— Records shown —
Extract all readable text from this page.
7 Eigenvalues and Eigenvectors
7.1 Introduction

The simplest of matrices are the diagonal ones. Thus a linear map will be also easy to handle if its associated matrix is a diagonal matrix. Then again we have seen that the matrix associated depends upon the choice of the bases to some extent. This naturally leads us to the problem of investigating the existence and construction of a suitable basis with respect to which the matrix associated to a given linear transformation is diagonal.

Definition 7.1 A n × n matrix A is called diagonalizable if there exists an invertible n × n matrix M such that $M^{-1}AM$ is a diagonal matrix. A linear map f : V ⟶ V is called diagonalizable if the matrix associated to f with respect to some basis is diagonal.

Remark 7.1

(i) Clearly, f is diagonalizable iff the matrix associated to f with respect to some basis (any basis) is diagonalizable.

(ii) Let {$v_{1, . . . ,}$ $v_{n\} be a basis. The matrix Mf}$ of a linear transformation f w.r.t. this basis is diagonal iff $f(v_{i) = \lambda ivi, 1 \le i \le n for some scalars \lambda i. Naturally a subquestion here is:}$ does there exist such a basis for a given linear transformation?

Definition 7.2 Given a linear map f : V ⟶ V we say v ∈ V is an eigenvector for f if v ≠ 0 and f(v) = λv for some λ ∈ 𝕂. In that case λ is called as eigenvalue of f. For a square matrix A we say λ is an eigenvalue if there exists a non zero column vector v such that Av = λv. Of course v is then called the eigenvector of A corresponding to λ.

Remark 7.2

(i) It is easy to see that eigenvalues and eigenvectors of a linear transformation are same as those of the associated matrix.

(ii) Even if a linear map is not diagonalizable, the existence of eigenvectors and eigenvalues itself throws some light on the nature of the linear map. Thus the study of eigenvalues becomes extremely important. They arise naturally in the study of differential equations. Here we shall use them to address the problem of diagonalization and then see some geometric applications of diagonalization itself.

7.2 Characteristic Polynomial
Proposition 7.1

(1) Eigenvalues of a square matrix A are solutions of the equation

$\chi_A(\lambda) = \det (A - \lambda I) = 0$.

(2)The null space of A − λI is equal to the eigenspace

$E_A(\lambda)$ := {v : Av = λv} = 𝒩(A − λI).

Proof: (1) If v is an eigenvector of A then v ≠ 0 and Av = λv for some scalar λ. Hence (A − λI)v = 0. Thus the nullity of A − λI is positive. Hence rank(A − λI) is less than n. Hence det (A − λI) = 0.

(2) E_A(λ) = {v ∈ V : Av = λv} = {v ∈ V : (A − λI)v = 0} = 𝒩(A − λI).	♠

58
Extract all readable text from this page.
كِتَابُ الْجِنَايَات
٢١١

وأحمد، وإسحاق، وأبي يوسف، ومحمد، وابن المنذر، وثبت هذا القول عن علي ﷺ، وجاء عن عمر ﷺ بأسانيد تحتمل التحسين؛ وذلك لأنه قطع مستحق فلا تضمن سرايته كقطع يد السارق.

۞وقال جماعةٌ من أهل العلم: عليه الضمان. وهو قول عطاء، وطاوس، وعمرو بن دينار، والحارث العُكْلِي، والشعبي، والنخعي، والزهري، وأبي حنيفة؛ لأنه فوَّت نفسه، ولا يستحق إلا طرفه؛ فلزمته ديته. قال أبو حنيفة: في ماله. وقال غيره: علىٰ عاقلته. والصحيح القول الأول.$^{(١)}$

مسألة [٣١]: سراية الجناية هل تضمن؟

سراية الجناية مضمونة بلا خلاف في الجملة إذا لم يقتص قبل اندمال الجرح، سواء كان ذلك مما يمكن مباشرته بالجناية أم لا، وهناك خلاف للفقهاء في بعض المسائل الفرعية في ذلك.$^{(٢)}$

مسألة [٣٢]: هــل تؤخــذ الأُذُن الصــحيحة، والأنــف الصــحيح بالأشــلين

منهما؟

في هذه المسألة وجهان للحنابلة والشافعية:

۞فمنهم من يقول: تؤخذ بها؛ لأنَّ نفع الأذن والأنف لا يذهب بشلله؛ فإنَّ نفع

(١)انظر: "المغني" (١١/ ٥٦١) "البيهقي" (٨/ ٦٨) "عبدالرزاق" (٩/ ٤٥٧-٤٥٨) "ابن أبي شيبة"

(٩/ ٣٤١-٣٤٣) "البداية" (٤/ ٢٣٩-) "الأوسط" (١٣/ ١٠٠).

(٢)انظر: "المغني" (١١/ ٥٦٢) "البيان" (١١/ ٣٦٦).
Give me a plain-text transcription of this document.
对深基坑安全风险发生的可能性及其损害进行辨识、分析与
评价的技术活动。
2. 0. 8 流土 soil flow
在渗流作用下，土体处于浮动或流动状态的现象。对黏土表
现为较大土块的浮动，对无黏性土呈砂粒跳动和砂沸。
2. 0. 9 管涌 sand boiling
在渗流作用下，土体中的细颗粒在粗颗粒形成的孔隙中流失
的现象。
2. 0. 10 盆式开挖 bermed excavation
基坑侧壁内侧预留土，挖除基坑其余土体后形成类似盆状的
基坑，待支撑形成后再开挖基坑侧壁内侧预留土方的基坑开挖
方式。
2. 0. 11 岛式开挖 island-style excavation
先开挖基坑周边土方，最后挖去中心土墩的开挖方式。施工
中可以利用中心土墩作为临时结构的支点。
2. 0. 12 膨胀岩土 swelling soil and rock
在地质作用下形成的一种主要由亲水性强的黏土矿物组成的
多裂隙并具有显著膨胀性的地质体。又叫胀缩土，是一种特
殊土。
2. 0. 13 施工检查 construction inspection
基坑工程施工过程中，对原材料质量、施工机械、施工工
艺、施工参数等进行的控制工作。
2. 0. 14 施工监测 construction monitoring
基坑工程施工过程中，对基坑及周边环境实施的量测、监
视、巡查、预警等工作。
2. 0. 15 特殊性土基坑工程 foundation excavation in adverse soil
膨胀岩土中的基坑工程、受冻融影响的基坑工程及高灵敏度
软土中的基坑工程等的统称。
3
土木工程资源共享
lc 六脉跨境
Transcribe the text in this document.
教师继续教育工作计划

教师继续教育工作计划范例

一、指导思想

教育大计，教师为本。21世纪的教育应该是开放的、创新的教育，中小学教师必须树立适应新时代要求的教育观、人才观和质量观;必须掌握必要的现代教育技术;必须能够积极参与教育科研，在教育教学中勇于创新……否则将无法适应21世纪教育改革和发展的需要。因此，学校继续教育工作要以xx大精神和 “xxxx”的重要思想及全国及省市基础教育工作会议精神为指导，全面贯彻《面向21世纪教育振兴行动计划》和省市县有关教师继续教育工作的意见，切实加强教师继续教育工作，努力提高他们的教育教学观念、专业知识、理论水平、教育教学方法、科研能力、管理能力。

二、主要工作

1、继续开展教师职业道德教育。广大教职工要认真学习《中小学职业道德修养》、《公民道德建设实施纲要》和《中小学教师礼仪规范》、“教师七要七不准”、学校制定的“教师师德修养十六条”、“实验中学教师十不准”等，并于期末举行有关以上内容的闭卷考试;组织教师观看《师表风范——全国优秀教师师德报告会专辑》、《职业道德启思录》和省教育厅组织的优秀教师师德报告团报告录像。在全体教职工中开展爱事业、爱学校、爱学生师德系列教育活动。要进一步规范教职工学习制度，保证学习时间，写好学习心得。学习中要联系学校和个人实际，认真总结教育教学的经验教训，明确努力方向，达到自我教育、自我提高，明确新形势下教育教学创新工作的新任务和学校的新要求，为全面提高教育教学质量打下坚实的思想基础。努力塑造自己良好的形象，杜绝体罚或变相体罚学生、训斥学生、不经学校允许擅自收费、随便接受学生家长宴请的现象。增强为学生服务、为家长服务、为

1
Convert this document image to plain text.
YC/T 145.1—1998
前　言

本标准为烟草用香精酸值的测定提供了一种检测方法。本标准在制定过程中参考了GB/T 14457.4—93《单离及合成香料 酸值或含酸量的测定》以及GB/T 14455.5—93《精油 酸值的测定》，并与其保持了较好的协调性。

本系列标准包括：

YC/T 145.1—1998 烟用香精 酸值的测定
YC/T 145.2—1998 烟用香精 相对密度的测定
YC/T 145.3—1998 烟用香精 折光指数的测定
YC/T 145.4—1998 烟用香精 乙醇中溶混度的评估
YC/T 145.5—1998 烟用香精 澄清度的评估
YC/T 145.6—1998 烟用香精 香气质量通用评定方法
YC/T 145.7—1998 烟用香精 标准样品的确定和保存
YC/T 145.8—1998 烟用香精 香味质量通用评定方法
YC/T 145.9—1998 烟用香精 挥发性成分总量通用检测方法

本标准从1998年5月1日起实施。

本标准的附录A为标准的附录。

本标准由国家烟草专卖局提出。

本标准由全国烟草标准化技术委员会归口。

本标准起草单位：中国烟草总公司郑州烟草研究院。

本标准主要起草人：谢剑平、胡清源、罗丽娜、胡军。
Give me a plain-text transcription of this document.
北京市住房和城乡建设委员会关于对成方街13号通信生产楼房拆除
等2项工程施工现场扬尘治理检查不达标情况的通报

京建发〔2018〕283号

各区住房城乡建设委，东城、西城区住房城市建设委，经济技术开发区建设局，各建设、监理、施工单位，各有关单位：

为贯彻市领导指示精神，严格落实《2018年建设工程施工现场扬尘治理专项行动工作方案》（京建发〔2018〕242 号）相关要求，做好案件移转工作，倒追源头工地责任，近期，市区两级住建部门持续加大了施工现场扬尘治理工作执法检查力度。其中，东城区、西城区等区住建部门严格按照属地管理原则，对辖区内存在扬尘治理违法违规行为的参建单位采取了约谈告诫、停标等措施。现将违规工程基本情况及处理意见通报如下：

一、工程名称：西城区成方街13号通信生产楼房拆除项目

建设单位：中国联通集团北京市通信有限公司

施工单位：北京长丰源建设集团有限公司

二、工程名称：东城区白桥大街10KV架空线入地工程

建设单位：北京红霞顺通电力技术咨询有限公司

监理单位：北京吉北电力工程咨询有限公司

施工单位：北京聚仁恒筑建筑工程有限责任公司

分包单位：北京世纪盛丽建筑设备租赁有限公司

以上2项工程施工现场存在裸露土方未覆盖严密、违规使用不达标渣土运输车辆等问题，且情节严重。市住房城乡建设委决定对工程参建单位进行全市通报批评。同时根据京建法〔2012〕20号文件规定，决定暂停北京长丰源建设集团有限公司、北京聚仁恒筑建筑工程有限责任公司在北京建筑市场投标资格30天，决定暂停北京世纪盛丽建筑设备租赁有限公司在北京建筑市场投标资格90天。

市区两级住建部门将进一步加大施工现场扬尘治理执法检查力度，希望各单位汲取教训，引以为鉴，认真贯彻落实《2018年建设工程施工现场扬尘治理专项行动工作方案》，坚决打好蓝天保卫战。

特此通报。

— Set problem —
Select the lines in this material that hold the word "matrix", leaving none out.

— Right answer —
The simplest of matrices are the diagonal ones. Thus a linear map will be also easy to handle if its associated matrix is a diagonal matrix. Then again we have seen that the matrix associated depends upon the choice of the bases to some extent. This naturally leads us to the problem of investigating the existence and construction of a suitable basis with respect to which the matrix associated to a given linear transformation is diagonal.
Definition 7.1 A n × n matrix A is called diagonalizable if there exists an invertible n × n matrix M such that $M^{-1}AM$ is a diagonal matrix. A linear map f : V ⟶ V is called diagonalizable if the matrix associated to f with respect to some basis is diagonal.
(i) Clearly, f is diagonalizable iff the matrix associated to f with respect to some basis (any basis) is diagonalizable.
(ii) Let {$v_{1, . . . ,}$ $v_{n\} be a basis. The matrix Mf}$ of a linear transformation f w.r.t. this basis is diagonal iff $f(v_{i) = \lambda ivi, 1 \le i \le n for some scalars \lambda i. Naturally a subquestion here is:}$ does there exist such a basis for a given linear transformation?
Definition 7.2 Given a linear map f : V ⟶ V we say v ∈ V is an eigenvector for f if v ≠ 0 and f(v) = λv for some λ ∈ 𝕂. In that case λ is called as eigenvalue of f. For a square matrix A we say λ is an eigenvalue if there exists a non zero column vector v such that Av = λv. Of course v is then called the eigenvector of A corresponding to λ.
(i) It is easy to see that eigenvalues and eigenvectors of a linear transformation are same as those of the associated matrix.
(1) Eigenvalues of a square matrix A are solutions of the equation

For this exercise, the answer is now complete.